• GIVEN EXERCISE
It is required that all of the data be written out exactly.

* Begin *

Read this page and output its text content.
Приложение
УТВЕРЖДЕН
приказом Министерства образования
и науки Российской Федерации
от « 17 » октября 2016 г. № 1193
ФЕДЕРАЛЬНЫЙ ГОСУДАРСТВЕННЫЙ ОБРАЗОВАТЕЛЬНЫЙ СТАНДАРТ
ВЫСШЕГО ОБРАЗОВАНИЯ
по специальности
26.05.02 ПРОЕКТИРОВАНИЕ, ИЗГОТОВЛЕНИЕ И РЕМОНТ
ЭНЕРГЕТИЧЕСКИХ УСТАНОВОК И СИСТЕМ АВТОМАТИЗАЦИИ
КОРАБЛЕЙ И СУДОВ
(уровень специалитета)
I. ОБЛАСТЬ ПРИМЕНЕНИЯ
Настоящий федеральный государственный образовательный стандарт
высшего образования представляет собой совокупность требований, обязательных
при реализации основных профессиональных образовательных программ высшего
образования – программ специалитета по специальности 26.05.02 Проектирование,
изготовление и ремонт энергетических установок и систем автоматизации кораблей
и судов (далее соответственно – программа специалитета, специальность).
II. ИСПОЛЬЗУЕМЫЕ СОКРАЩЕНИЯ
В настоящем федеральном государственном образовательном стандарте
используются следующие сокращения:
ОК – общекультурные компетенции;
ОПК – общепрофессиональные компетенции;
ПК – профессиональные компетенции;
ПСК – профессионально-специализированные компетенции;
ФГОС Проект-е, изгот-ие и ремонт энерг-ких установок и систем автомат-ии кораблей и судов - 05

* End *

• REPLY TO THE TASK
Read this page and output its text content.
Приложение
УТВЕРЖДЕН
приказом Министерства образования
и науки Российской Федерации
от « 17 » октября 2016 г. № 1193
ФЕДЕРАЛЬНЫЙ ГОСУДАРСТВЕННЫЙ ОБРАЗОВАТЕЛЬНЫЙ СТАНДАРТ
ВЫСШЕГО ОБРАЗОВАНИЯ
по специальности
26.05.02 ПРОЕКТИРОВАНИЕ, ИЗГОТОВЛЕНИЕ И РЕМОНТ
ЭНЕРГЕТИЧЕСКИХ УСТАНОВОК И СИСТЕМ АВТОМАТИЗАЦИИ
КОРАБЛЕЙ И СУДОВ
(уровень специалитета)
I. ОБЛАСТЬ ПРИМЕНЕНИЯ
Настоящий федеральный государственный образовательный стандарт
высшего образования представляет собой совокупность требований, обязательных
при реализации основных профессиональных образовательных программ высшего
образования – программ специалитета по специальности 26.05.02 Проектирование,
изготовление и ремонт энергетических установок и систем автоматизации кораблей
и судов (далее соответственно – программа специалитета, специальность).
II. ИСПОЛЬЗУЕМЫЕ СОКРАЩЕНИЯ
В настоящем федеральном государственном образовательном стандарте
используются следующие сокращения:
ОК – общекультурные компетенции;
ОПК – общепрофессиональные компетенции;
ПК – профессиональные компетенции;
ПСК – профессионально-специализированные компетенции;
ФГОС Проект-е, изгот-ие и ремонт энерг-ких установок и систем автомат-ии кораблей и судов - 05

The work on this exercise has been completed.